— START OF The input —

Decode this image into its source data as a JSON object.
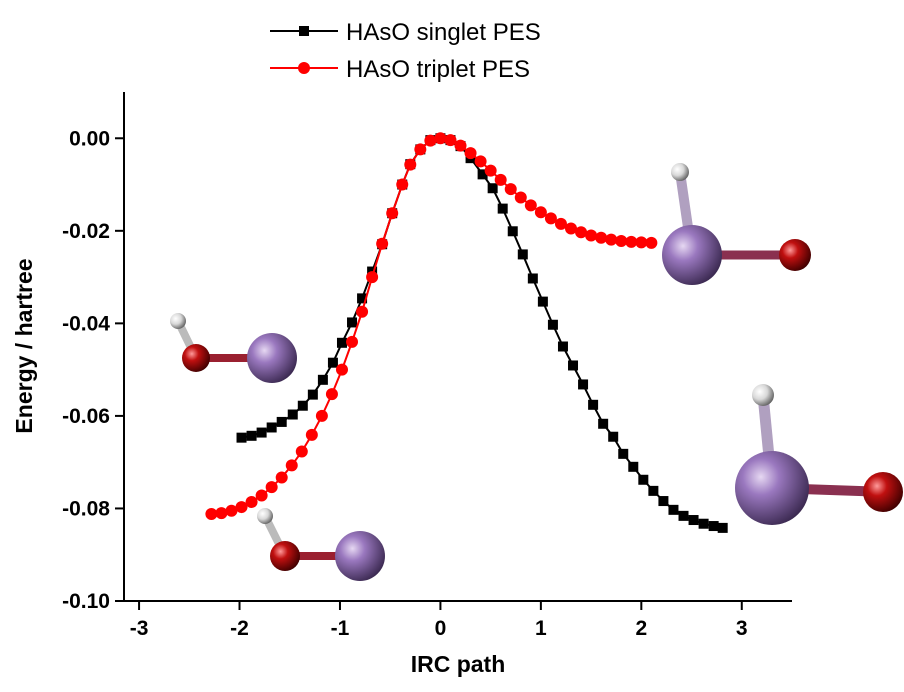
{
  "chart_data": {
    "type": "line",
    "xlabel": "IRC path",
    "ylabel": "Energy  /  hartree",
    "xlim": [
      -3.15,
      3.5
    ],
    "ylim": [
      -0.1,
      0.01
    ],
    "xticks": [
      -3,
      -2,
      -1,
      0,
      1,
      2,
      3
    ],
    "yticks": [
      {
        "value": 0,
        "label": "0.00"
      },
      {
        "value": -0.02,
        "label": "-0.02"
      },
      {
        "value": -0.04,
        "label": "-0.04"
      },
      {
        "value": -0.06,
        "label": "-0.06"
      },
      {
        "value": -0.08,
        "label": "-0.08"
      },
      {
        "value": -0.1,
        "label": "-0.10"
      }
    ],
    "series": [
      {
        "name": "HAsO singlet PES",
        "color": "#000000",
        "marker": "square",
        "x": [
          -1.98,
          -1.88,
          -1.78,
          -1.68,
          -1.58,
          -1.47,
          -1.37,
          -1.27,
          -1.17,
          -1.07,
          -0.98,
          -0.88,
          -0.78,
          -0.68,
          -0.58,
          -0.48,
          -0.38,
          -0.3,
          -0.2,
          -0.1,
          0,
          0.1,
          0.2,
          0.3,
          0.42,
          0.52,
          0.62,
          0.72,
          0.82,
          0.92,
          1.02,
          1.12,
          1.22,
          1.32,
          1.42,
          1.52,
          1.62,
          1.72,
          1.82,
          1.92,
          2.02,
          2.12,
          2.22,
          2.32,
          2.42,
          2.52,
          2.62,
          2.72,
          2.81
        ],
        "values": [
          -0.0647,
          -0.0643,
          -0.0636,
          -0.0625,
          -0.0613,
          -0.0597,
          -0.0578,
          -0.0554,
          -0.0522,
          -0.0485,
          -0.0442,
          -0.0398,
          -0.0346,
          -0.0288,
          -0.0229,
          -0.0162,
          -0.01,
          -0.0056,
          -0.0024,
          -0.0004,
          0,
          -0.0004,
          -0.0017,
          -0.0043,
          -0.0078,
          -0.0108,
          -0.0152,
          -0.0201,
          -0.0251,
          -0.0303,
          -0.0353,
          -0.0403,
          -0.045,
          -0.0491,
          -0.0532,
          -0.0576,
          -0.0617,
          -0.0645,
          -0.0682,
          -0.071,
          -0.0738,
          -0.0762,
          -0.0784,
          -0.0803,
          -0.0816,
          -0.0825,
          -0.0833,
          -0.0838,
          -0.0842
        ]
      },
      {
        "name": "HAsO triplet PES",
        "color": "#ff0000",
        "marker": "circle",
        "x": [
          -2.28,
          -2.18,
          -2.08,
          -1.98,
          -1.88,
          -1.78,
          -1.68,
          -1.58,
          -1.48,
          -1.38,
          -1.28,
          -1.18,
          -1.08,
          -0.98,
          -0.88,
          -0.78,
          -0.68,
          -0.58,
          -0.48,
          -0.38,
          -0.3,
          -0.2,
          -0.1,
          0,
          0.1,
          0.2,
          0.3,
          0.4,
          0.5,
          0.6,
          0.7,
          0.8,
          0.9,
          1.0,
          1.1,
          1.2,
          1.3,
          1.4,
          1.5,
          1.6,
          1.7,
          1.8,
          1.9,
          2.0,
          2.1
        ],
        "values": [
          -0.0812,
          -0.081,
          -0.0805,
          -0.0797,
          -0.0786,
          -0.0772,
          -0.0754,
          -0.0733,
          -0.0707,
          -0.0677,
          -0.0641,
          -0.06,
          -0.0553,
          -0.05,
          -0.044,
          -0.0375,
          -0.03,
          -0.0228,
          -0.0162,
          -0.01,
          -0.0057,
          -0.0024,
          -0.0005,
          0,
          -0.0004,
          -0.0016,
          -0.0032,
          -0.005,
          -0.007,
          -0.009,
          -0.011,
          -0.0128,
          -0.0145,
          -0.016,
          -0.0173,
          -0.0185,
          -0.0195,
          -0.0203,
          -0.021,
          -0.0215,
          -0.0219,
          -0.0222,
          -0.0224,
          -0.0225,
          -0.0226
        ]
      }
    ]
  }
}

— END OF The input —

Task instructions — Omit pictures; set down the rest of the material word for word.

Result for this exercise —
Decode this image into its source data as a JSON object.
{
  "chart_data": {
    "type": "line",
    "xlabel": "IRC path",
    "ylabel": "Energy  /  hartree",
    "xlim": [
      -3.15,
      3.5
    ],
    "ylim": [
      -0.1,
      0.01
    ],
    "xticks": [
      -3,
      -2,
      -1,
      0,
      1,
      2,
      3
    ],
    "yticks": [
      {
        "value": 0,
        "label": "0.00"
      },
      {
        "value": -0.02,
        "label": "-0.02"
      },
      {
        "value": -0.04,
        "label": "-0.04"
      },
      {
        "value": -0.06,
        "label": "-0.06"
      },
      {
        "value": -0.08,
        "label": "-0.08"
      },
      {
        "value": -0.1,
        "label": "-0.10"
      }
    ],
    "series": [
      {
        "name": "HAsO singlet PES",
        "color": "#000000",
        "marker": "square",
        "x": [
          -1.98,
          -1.88,
          -1.78,
          -1.68,
          -1.58,
          -1.47,
          -1.37,
          -1.27,
          -1.17,
          -1.07,
          -0.98,
          -0.88,
          -0.78,
          -0.68,
          -0.58,
          -0.48,
          -0.38,
          -0.3,
          -0.2,
          -0.1,
          0,
          0.1,
          0.2,
          0.3,
          0.42,
          0.52,
          0.62,
          0.72,
          0.82,
          0.92,
          1.02,
          1.12,
          1.22,
          1.32,
          1.42,
          1.52,
          1.62,
          1.72,
          1.82,
          1.92,
          2.02,
          2.12,
          2.22,
          2.32,
          2.42,
          2.52,
          2.62,
          2.72,
          2.81
        ],
        "values": [
          -0.0647,
          -0.0643,
          -0.0636,
          -0.0625,
          -0.0613,
          -0.0597,
          -0.0578,
          -0.0554,
          -0.0522,
          -0.0485,
          -0.0442,
          -0.0398,
          -0.0346,
          -0.0288,
          -0.0229,
          -0.0162,
          -0.01,
          -0.0056,
          -0.0024,
          -0.0004,
          0,
          -0.0004,
          -0.0017,
          -0.0043,
          -0.0078,
          -0.0108,
          -0.0152,
          -0.0201,
          -0.0251,
          -0.0303,
          -0.0353,
          -0.0403,
          -0.045,
          -0.0491,
          -0.0532,
          -0.0576,
          -0.0617,
          -0.0645,
          -0.0682,
          -0.071,
          -0.0738,
          -0.0762,
          -0.0784,
          -0.0803,
          -0.0816,
          -0.0825,
          -0.0833,
          -0.0838,
          -0.0842
        ]
      },
      {
        "name": "HAsO triplet PES",
        "color": "#ff0000",
        "marker": "circle",
        "x": [
          -2.28,
          -2.18,
          -2.08,
          -1.98,
          -1.88,
          -1.78,
          -1.68,
          -1.58,
          -1.48,
          -1.38,
          -1.28,
          -1.18,
          -1.08,
          -0.98,
          -0.88,
          -0.78,
          -0.68,
          -0.58,
          -0.48,
          -0.38,
          -0.3,
          -0.2,
          -0.1,
          0,
          0.1,
          0.2,
          0.3,
          0.4,
          0.5,
          0.6,
          0.7,
          0.8,
          0.9,
          1.0,
          1.1,
          1.2,
          1.3,
          1.4,
          1.5,
          1.6,
          1.7,
          1.8,
          1.9,
          2.0,
          2.1
        ],
        "values": [
          -0.0812,
          -0.081,
          -0.0805,
          -0.0797,
          -0.0786,
          -0.0772,
          -0.0754,
          -0.0733,
          -0.0707,
          -0.0677,
          -0.0641,
          -0.06,
          -0.0553,
          -0.05,
          -0.044,
          -0.0375,
          -0.03,
          -0.0228,
          -0.0162,
          -0.01,
          -0.0057,
          -0.0024,
          -0.0005,
          0,
          -0.0004,
          -0.0016,
          -0.0032,
          -0.005,
          -0.007,
          -0.009,
          -0.011,
          -0.0128,
          -0.0145,
          -0.016,
          -0.0173,
          -0.0185,
          -0.0195,
          -0.0203,
          -0.021,
          -0.0215,
          -0.0219,
          -0.0222,
          -0.0224,
          -0.0225,
          -0.0226
        ]
      }
    ]
  }
}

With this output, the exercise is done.